**WRITTEN PROBLEM:** Copy all lines in which the word "marker" can be found.

**Extracts from a graphics dataset:**
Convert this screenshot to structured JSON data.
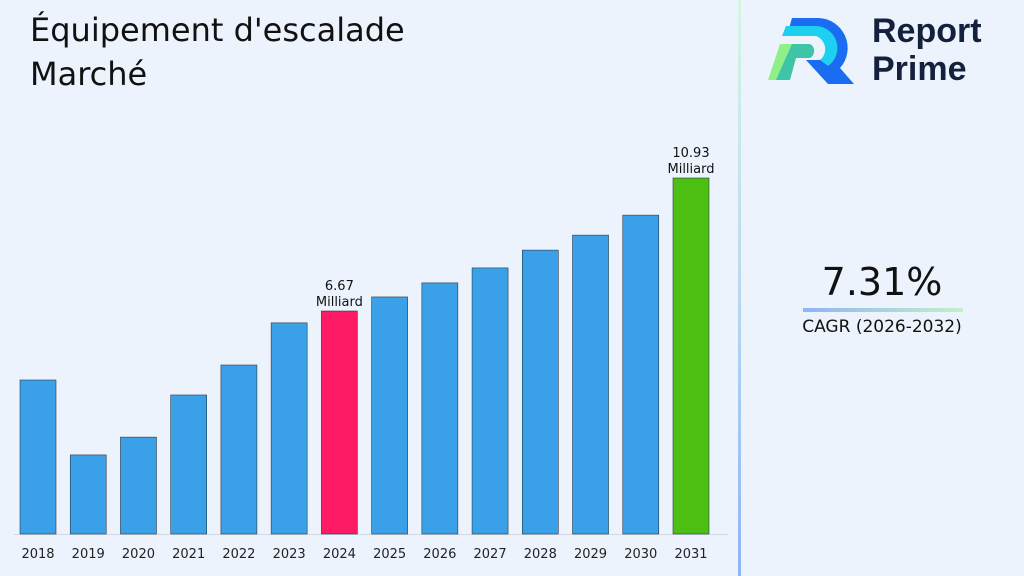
{
  "title": "Équipement d'escalade Marché",
  "logo": {
    "line1": "Report",
    "line2": "Prime"
  },
  "cagr": {
    "value": "7.31%",
    "label": "CAGR (2026-2032)"
  },
  "colors": {
    "bar": "#3aa0e8",
    "highlight_2024": "#ff1a66",
    "highlight_2031": "#4cbf12"
  },
  "chart_data": {
    "type": "bar",
    "title": "Équipement d'escalade Marché",
    "xlabel": "",
    "ylabel": "",
    "categories": [
      "2018",
      "2019",
      "2020",
      "2021",
      "2022",
      "2023",
      "2024",
      "2025",
      "2026",
      "2027",
      "2028",
      "2029",
      "2030",
      "2031"
    ],
    "values": [
      4.46,
      2.06,
      2.63,
      3.98,
      4.94,
      6.29,
      6.67,
      7.12,
      7.57,
      8.05,
      8.62,
      9.1,
      9.74,
      10.93
    ],
    "data_labels": {
      "2024": [
        "6.67",
        "Milliard"
      ],
      "2031": [
        "10.93",
        "Milliard"
      ]
    },
    "grid": false,
    "ylim": [
      0,
      11
    ]
  }
}
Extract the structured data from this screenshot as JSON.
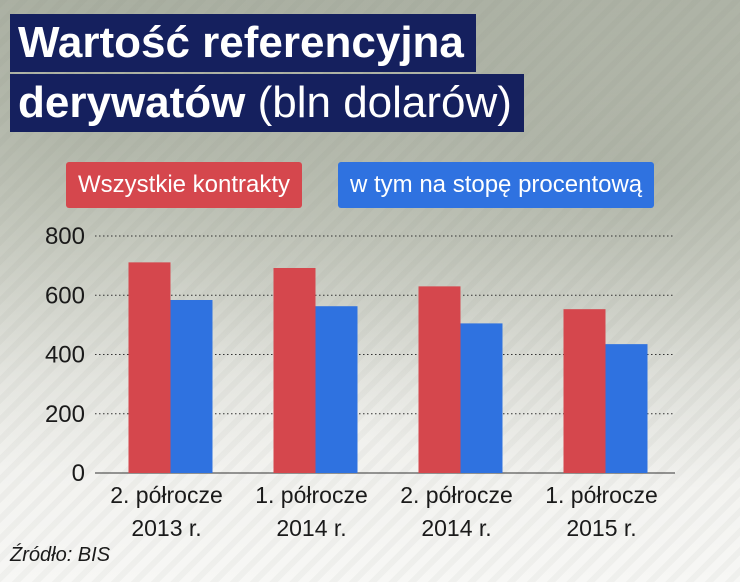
{
  "title": {
    "line1": "Wartość referencyjna",
    "line2_bold": "derywatów",
    "line2_normal": " (bln dolarów)"
  },
  "source": "Źródło: BIS",
  "colors": {
    "title_bg": "#15205e",
    "series_all": "#d5474d",
    "series_interest": "#2f72e0"
  },
  "chart_data": {
    "type": "bar",
    "title": "Wartość referencyjna derywatów (bln dolarów)",
    "categories": [
      [
        "2. półrocze",
        "2013 r."
      ],
      [
        "1. półrocze",
        "2014 r."
      ],
      [
        "2. półrocze",
        "2014 r."
      ],
      [
        "1. półrocze",
        "2015 r."
      ]
    ],
    "series": [
      {
        "name": "Wszystkie kontrakty",
        "values": [
          711,
          692,
          630,
          553
        ]
      },
      {
        "name": "w tym na stopę procentową",
        "values": [
          584,
          563,
          505,
          435
        ]
      }
    ],
    "ylim": [
      0,
      800
    ],
    "yticks": [
      0,
      200,
      400,
      600,
      800
    ],
    "grid": true,
    "legend_position": "top-left"
  }
}
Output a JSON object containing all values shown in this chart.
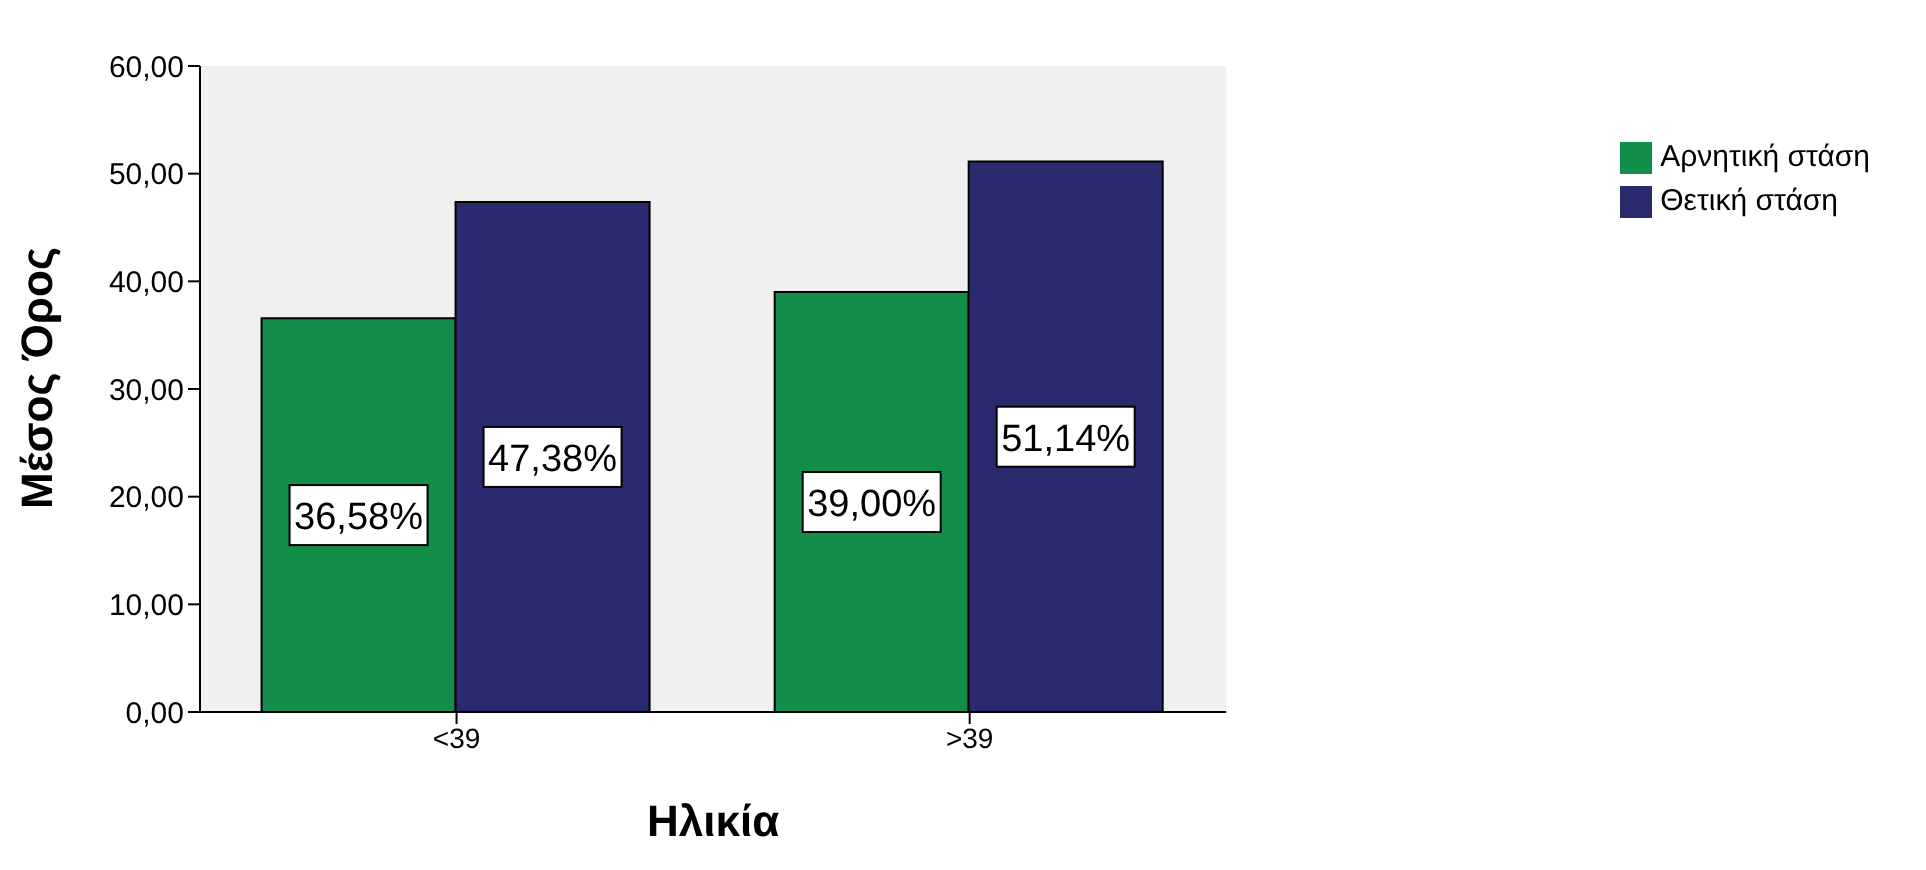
{
  "chart_data": {
    "type": "bar",
    "xlabel": "Ηλικία",
    "ylabel": "Μέσος Όρος",
    "categories": [
      "<39",
      ">39"
    ],
    "series": [
      {
        "name": "Αρνητική στάση",
        "color": "#138d4a",
        "values": [
          36.58,
          39.0
        ],
        "value_labels": [
          "36,58%",
          "39,00%"
        ]
      },
      {
        "name": "Θετική στάση",
        "color": "#2a2a6e",
        "values": [
          47.38,
          51.14
        ],
        "value_labels": [
          "47,38%",
          "51,14%"
        ]
      }
    ],
    "ylim": [
      0,
      60
    ],
    "yticks": [
      {
        "value": 0,
        "label": "0,00"
      },
      {
        "value": 10,
        "label": "10,00"
      },
      {
        "value": 20,
        "label": "20,00"
      },
      {
        "value": 30,
        "label": "30,00"
      },
      {
        "value": 40,
        "label": "40,00"
      },
      {
        "value": 50,
        "label": "50,00"
      },
      {
        "value": 60,
        "label": "60,00"
      }
    ],
    "grid": false,
    "legend": "top right"
  }
}
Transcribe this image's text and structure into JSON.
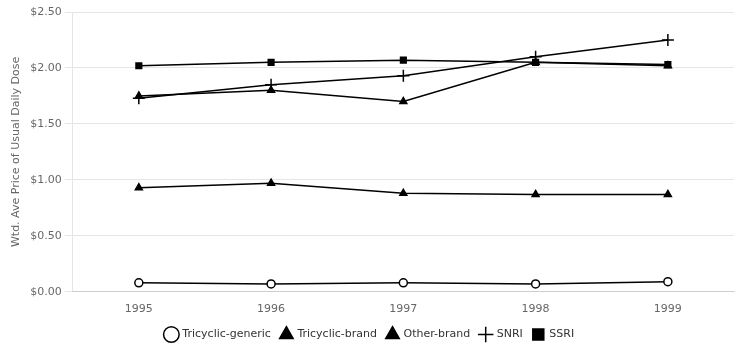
{
  "chart_data": {
    "type": "line",
    "categories": [
      "1995",
      "1996",
      "1997",
      "1998",
      "1999"
    ],
    "series": [
      {
        "name": "Tricyclic-generic",
        "color": "#000000",
        "marker": "open_circle",
        "values": [
          0.08,
          0.07,
          0.08,
          0.07,
          0.09
        ]
      },
      {
        "name": "Tricyclic-brand",
        "color": "#000000",
        "marker": "triangle",
        "values": [
          0.93,
          0.97,
          0.88,
          0.87,
          0.87
        ]
      },
      {
        "name": "Other-brand",
        "color": "#000000",
        "marker": "triangle",
        "values": [
          1.75,
          1.8,
          1.7,
          2.05,
          2.02
        ]
      },
      {
        "name": "SNRI",
        "color": "#000000",
        "marker": "plus",
        "values": [
          1.73,
          1.85,
          1.93,
          2.1,
          2.25
        ]
      },
      {
        "name": "SSRI",
        "color": "#000000",
        "marker": "square",
        "values": [
          2.02,
          2.05,
          2.07,
          2.05,
          2.03
        ]
      }
    ],
    "ylabel": "Wtd. Ave Price of Usual Daily Dose",
    "ylim": [
      0.0,
      2.5
    ],
    "yticks": [
      {
        "value": 0.0,
        "label": "$0.00"
      },
      {
        "value": 0.5,
        "label": "$0.50"
      },
      {
        "value": 1.0,
        "label": "$1.00"
      },
      {
        "value": 1.5,
        "label": "$1.50"
      },
      {
        "value": 2.0,
        "label": "$2.00"
      },
      {
        "value": 2.5,
        "label": "$2.50"
      }
    ],
    "grid": "y",
    "legend": "bottom"
  }
}
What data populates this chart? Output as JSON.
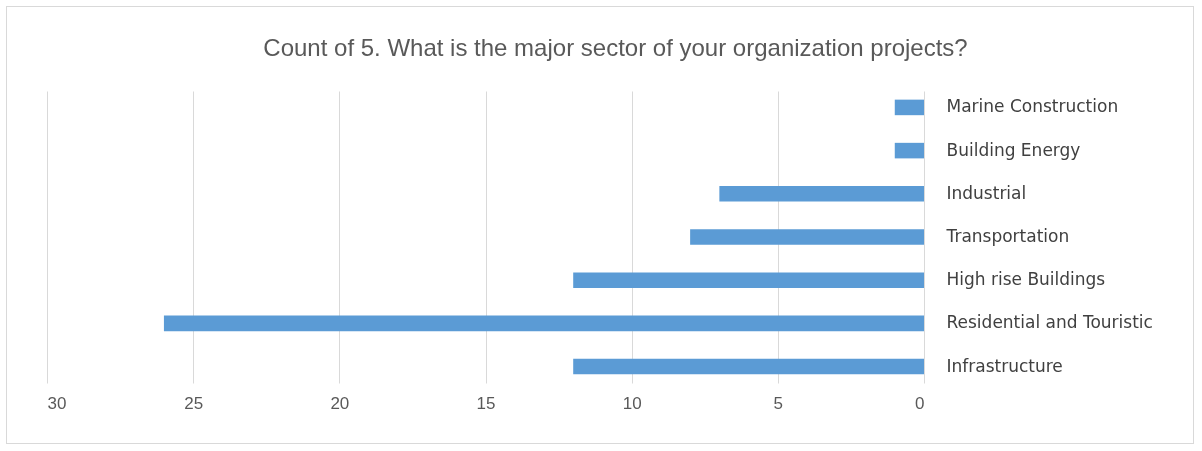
{
  "chart_data": {
    "type": "bar",
    "orientation": "horizontal",
    "title": "Count of 5. What is the major sector of your organization projects?",
    "categories": [
      "Marine Construction",
      "Building Energy",
      "Industrial",
      "Transportation",
      "High rise Buildings",
      "Residential and Touristic",
      "Infrastructure"
    ],
    "values": [
      1,
      1,
      7,
      8,
      12,
      26,
      12
    ],
    "color": "#5b9bd5",
    "xlim": [
      30,
      0
    ],
    "xticks": [
      30,
      25,
      20,
      15,
      10,
      5,
      0
    ],
    "grid": "x"
  }
}
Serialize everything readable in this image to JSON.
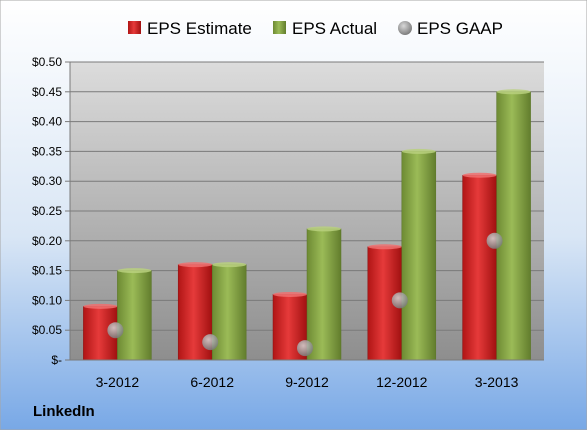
{
  "company": "LinkedIn",
  "colors": {
    "estimate": "#d42020",
    "actual": "#86a543",
    "gaap": "#9a9a9a",
    "background_top": "#ffffff",
    "background_bottom": "#78a8e6"
  },
  "chart_data": {
    "type": "bar",
    "categories": [
      "3-2012",
      "6-2012",
      "9-2012",
      "12-2012",
      "3-2013"
    ],
    "series": [
      {
        "name": "EPS Estimate",
        "kind": "bar",
        "values": [
          0.09,
          0.16,
          0.11,
          0.19,
          0.31
        ]
      },
      {
        "name": "EPS Actual",
        "kind": "bar",
        "values": [
          0.15,
          0.16,
          0.22,
          0.35,
          0.45
        ]
      },
      {
        "name": "EPS GAAP",
        "kind": "marker",
        "values": [
          0.05,
          0.03,
          0.02,
          0.1,
          0.2
        ]
      }
    ],
    "ylim": [
      0,
      0.5
    ],
    "yticks": [
      0,
      0.05,
      0.1,
      0.15,
      0.2,
      0.25,
      0.3,
      0.35,
      0.4,
      0.45,
      0.5
    ],
    "ytick_labels": [
      "$-",
      "$0.05",
      "$0.10",
      "$0.15",
      "$0.20",
      "$0.25",
      "$0.30",
      "$0.35",
      "$0.40",
      "$0.45",
      "$0.50"
    ],
    "legend_position": "top",
    "grid": true
  }
}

**THE RESPONSE:**
        "marker": "open_circle",
        "marker": "triangle",
        "marker": "triangle",
        "marker": "plus",
        "marker": "square",
        "kind": "marker",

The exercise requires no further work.